● TASK
Extract every line of the material below and reproduce it faithfully.

● MATERIAL SHOWN
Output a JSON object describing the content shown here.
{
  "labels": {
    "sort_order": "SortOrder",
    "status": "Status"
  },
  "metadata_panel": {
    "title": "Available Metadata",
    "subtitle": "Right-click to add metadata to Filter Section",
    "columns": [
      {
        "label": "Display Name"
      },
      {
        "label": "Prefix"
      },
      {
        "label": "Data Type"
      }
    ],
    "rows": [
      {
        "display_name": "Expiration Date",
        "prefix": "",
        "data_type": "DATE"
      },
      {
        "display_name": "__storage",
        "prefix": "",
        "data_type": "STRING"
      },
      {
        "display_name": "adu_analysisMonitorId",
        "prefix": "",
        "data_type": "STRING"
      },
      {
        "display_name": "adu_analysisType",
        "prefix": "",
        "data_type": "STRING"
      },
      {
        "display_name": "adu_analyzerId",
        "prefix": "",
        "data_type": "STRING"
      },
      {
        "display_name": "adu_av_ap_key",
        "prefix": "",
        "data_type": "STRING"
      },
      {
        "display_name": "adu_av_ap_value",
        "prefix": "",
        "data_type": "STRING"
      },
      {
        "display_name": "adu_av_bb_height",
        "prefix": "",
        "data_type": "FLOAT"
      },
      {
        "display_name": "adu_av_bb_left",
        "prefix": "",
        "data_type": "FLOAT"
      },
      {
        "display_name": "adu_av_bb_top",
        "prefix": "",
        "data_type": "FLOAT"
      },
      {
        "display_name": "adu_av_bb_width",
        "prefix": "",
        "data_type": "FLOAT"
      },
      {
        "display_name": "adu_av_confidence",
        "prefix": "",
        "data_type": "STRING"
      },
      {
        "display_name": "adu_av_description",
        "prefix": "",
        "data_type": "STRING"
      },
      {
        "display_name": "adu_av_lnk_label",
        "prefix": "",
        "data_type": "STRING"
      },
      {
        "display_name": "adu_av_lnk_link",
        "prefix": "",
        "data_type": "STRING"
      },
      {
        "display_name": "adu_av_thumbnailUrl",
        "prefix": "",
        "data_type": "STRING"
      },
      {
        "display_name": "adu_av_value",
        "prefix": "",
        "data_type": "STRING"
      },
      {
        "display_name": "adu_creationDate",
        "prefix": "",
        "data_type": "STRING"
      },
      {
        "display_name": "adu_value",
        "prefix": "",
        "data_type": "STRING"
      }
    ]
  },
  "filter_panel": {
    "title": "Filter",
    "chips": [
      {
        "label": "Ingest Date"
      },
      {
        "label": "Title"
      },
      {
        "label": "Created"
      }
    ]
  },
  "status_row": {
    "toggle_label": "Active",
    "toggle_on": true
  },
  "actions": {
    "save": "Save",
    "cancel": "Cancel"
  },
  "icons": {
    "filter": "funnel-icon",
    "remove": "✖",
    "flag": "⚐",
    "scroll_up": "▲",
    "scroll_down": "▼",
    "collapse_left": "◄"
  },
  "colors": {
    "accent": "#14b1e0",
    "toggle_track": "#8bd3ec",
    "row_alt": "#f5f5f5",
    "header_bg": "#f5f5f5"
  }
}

● COMPLETE OUTPUT
Output a JSON object describing the content shown here.
{
  "labels": {
    "sort_order": "SortOrder",
    "status": "Status"
  },
  "metadata_panel": {
    "title": "Available Metadata",
    "subtitle": "Right-click to add metadata to Filter Section",
    "columns": [
      {
        "label": "Display Name"
      },
      {
        "label": "Prefix"
      },
      {
        "label": "Data Type"
      }
    ],
    "rows": [
      {
        "display_name": "Expiration Date",
        "prefix": "",
        "data_type": "DATE"
      },
      {
        "display_name": "__storage",
        "prefix": "",
        "data_type": "STRING"
      },
      {
        "display_name": "adu_analysisMonitorId",
        "prefix": "",
        "data_type": "STRING"
      },
      {
        "display_name": "adu_analysisType",
        "prefix": "",
        "data_type": "STRING"
      },
      {
        "display_name": "adu_analyzerId",
        "prefix": "",
        "data_type": "STRING"
      },
      {
        "display_name": "adu_av_ap_key",
        "prefix": "",
        "data_type": "STRING"
      },
      {
        "display_name": "adu_av_ap_value",
        "prefix": "",
        "data_type": "STRING"
      },
      {
        "display_name": "adu_av_bb_height",
        "prefix": "",
        "data_type": "FLOAT"
      },
      {
        "display_name": "adu_av_bb_left",
        "prefix": "",
        "data_type": "FLOAT"
      },
      {
        "display_name": "adu_av_bb_top",
        "prefix": "",
        "data_type": "FLOAT"
      },
      {
        "display_name": "adu_av_bb_width",
        "prefix": "",
        "data_type": "FLOAT"
      },
      {
        "display_name": "adu_av_confidence",
        "prefix": "",
        "data_type": "STRING"
      },
      {
        "display_name": "adu_av_description",
        "prefix": "",
        "data_type": "STRING"
      },
      {
        "display_name": "adu_av_lnk_label",
        "prefix": "",
        "data_type": "STRING"
      },
      {
        "display_name": "adu_av_lnk_link",
        "prefix": "",
        "data_type": "STRING"
      },
      {
        "display_name": "adu_av_thumbnailUrl",
        "prefix": "",
        "data_type": "STRING"
      },
      {
        "display_name": "adu_av_value",
        "prefix": "",
        "data_type": "STRING"
      },
      {
        "display_name": "adu_creationDate",
        "prefix": "",
        "data_type": "STRING"
      },
      {
        "display_name": "adu_value",
        "prefix": "",
        "data_type": "STRING"
      }
    ]
  },
  "filter_panel": {
    "title": "Filter",
    "chips": [
      {
        "label": "Ingest Date"
      },
      {
        "label": "Title"
      },
      {
        "label": "Created"
      }
    ]
  },
  "status_row": {
    "toggle_label": "Active",
    "toggle_on": true
  },
  "actions": {
    "save": "Save",
    "cancel": "Cancel"
  },
  "icons": {
    "filter": "funnel-icon",
    "remove": "✖",
    "flag": "⚐",
    "scroll_up": "▲",
    "scroll_down": "▼",
    "collapse_left": "◄"
  },
  "colors": {
    "accent": "#14b1e0",
    "toggle_track": "#8bd3ec",
    "row_alt": "#f5f5f5",
    "header_bg": "#f5f5f5"
  }
}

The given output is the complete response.